• Task:
All of the entries need to be written out again, exactly as they are.

Saved data entries:
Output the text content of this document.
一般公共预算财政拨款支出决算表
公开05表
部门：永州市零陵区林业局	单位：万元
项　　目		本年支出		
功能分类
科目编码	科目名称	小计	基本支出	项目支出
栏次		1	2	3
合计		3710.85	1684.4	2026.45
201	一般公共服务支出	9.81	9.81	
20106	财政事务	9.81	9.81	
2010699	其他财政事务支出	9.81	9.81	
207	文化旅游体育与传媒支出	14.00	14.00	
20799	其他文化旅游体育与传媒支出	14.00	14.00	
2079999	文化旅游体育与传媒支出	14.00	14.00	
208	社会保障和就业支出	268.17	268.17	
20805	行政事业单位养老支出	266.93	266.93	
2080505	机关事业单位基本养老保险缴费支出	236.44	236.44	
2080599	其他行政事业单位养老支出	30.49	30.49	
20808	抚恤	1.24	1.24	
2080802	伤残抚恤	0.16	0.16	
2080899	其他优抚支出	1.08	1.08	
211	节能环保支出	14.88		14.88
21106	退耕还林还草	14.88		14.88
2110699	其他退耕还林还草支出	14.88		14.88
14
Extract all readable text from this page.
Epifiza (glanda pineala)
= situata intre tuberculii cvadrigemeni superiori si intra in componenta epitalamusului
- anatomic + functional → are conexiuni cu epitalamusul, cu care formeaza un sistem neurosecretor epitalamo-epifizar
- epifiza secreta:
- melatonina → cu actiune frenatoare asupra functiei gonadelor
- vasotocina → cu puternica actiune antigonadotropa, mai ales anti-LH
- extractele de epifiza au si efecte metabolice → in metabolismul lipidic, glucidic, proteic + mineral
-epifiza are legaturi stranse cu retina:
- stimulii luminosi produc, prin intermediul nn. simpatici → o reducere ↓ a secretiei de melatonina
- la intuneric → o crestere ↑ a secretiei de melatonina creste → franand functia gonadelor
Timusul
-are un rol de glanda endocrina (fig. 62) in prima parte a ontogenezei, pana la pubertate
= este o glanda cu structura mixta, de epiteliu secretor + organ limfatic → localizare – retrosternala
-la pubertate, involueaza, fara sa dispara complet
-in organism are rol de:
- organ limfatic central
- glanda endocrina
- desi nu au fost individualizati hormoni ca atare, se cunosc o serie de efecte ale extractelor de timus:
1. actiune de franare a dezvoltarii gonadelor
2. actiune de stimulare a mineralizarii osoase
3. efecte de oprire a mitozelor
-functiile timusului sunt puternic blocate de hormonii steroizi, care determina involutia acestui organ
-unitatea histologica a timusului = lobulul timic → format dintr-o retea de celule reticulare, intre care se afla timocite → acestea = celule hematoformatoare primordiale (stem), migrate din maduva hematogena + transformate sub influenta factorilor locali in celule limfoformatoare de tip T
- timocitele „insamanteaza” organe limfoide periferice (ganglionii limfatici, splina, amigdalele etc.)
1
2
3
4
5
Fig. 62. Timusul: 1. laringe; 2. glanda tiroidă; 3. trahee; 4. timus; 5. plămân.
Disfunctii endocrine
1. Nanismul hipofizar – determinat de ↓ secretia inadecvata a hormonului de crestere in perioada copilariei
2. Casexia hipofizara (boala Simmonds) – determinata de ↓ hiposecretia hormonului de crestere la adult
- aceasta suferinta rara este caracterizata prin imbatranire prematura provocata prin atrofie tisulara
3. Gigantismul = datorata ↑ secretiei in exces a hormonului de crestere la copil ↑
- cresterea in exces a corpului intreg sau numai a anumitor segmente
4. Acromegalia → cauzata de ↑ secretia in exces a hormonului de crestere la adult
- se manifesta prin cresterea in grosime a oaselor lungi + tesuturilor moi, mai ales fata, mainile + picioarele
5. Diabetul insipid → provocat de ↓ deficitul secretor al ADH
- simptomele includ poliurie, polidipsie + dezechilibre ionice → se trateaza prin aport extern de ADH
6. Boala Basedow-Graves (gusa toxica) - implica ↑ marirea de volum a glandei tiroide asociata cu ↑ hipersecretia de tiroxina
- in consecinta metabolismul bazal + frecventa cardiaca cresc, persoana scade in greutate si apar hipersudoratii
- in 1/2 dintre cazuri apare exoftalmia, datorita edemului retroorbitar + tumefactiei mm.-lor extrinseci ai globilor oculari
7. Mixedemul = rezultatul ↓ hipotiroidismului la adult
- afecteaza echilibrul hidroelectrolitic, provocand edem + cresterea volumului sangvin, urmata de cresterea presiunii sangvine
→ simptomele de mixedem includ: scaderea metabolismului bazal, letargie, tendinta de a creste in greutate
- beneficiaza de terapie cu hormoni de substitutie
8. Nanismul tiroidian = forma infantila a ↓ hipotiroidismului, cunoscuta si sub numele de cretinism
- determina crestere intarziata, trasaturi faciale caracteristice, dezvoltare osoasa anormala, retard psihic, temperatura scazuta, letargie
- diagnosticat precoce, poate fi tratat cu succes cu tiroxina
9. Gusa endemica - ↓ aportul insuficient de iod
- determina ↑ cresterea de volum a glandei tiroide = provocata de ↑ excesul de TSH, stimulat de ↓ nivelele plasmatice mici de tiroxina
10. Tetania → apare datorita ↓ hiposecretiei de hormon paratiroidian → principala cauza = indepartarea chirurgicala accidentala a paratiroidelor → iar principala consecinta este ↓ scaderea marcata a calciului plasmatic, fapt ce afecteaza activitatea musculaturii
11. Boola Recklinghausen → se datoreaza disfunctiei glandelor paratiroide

• Written answer:
Output the text content of this document.
一般公共预算财政拨款支出决算表
公开05表
部门：永州市零陵区林业局	单位：万元
项　　目		本年支出		
功能分类
科目编码	科目名称	小计	基本支出	项目支出
栏次		1	2	3
合计		3710.85	1684.4	2026.45
201	一般公共服务支出	9.81	9.81	
20106	财政事务	9.81	9.81	
2010699	其他财政事务支出	9.81	9.81	
207	文化旅游体育与传媒支出	14.00	14.00	
20799	其他文化旅游体育与传媒支出	14.00	14.00	
2079999	文化旅游体育与传媒支出	14.00	14.00	
208	社会保障和就业支出	268.17	268.17	
20805	行政事业单位养老支出	266.93	266.93	
2080505	机关事业单位基本养老保险缴费支出	236.44	236.44	
2080599	其他行政事业单位养老支出	30.49	30.49	
20808	抚恤	1.24	1.24	
2080802	伤残抚恤	0.16	0.16	
2080899	其他优抚支出	1.08	1.08	
211	节能环保支出	14.88		14.88
21106	退耕还林还草	14.88		14.88
2110699	其他退耕还林还草支出	14.88		14.88
14
Extract all readable text from this page.
Epifiza (glanda pineala)
= situata intre tuberculii cvadrigemeni superiori si intra in componenta epitalamusului
- anatomic + functional → are conexiuni cu epitalamusul, cu care formeaza un sistem neurosecretor epitalamo-epifizar
- epifiza secreta:
- melatonina → cu actiune frenatoare asupra functiei gonadelor
- vasotocina → cu puternica actiune antigonadotropa, mai ales anti-LH
- extractele de epifiza au si efecte metabolice → in metabolismul lipidic, glucidic, proteic + mineral
-epifiza are legaturi stranse cu retina:
- stimulii luminosi produc, prin intermediul nn. simpatici → o reducere ↓ a secretiei de melatonina
- la intuneric → o crestere ↑ a secretiei de melatonina creste → franand functia gonadelor
Timusul
-are un rol de glanda endocrina (fig. 62) in prima parte a ontogenezei, pana la pubertate
= este o glanda cu structura mixta, de epiteliu secretor + organ limfatic → localizare – retrosternala
-la pubertate, involueaza, fara sa dispara complet
-in organism are rol de:
- organ limfatic central
- glanda endocrina
- desi nu au fost individualizati hormoni ca atare, se cunosc o serie de efecte ale extractelor de timus:
1. actiune de franare a dezvoltarii gonadelor
2. actiune de stimulare a mineralizarii osoase
3. efecte de oprire a mitozelor
-functiile timusului sunt puternic blocate de hormonii steroizi, care determina involutia acestui organ
-unitatea histologica a timusului = lobulul timic → format dintr-o retea de celule reticulare, intre care se afla timocite → acestea = celule hematoformatoare primordiale (stem), migrate din maduva hematogena + transformate sub influenta factorilor locali in celule limfoformatoare de tip T
- timocitele „insamanteaza” organe limfoide periferice (ganglionii limfatici, splina, amigdalele etc.)
1
2
3
4
5
Fig. 62. Timusul: 1. laringe; 2. glanda tiroidă; 3. trahee; 4. timus; 5. plămân.
Disfunctii endocrine
1. Nanismul hipofizar – determinat de ↓ secretia inadecvata a hormonului de crestere in perioada copilariei
2. Casexia hipofizara (boala Simmonds) – determinata de ↓ hiposecretia hormonului de crestere la adult
- aceasta suferinta rara este caracterizata prin imbatranire prematura provocata prin atrofie tisulara
3. Gigantismul = datorata ↑ secretiei in exces a hormonului de crestere la copil ↑
- cresterea in exces a corpului intreg sau numai a anumitor segmente
4. Acromegalia → cauzata de ↑ secretia in exces a hormonului de crestere la adult
- se manifesta prin cresterea in grosime a oaselor lungi + tesuturilor moi, mai ales fata, mainile + picioarele
5. Diabetul insipid → provocat de ↓ deficitul secretor al ADH
- simptomele includ poliurie, polidipsie + dezechilibre ionice → se trateaza prin aport extern de ADH
6. Boala Basedow-Graves (gusa toxica) - implica ↑ marirea de volum a glandei tiroide asociata cu ↑ hipersecretia de tiroxina
- in consecinta metabolismul bazal + frecventa cardiaca cresc, persoana scade in greutate si apar hipersudoratii
- in 1/2 dintre cazuri apare exoftalmia, datorita edemului retroorbitar + tumefactiei mm.-lor extrinseci ai globilor oculari
7. Mixedemul = rezultatul ↓ hipotiroidismului la adult
- afecteaza echilibrul hidroelectrolitic, provocand edem + cresterea volumului sangvin, urmata de cresterea presiunii sangvine
→ simptomele de mixedem includ: scaderea metabolismului bazal, letargie, tendinta de a creste in greutate
- beneficiaza de terapie cu hormoni de substitutie
8. Nanismul tiroidian = forma infantila a ↓ hipotiroidismului, cunoscuta si sub numele de cretinism
- determina crestere intarziata, trasaturi faciale caracteristice, dezvoltare osoasa anormala, retard psihic, temperatura scazuta, letargie
- diagnosticat precoce, poate fi tratat cu succes cu tiroxina
9. Gusa endemica - ↓ aportul insuficient de iod
- determina ↑ cresterea de volum a glandei tiroide = provocata de ↑ excesul de TSH, stimulat de ↓ nivelele plasmatice mici de tiroxina
10. Tetania → apare datorita ↓ hiposecretiei de hormon paratiroidian → principala cauza = indepartarea chirurgicala accidentala a paratiroidelor → iar principala consecinta este ↓ scaderea marcata a calciului plasmatic, fapt ce afecteaza activitatea musculaturii
11. Boola Recklinghausen → se datoreaza disfunctiei glandelor paratiroide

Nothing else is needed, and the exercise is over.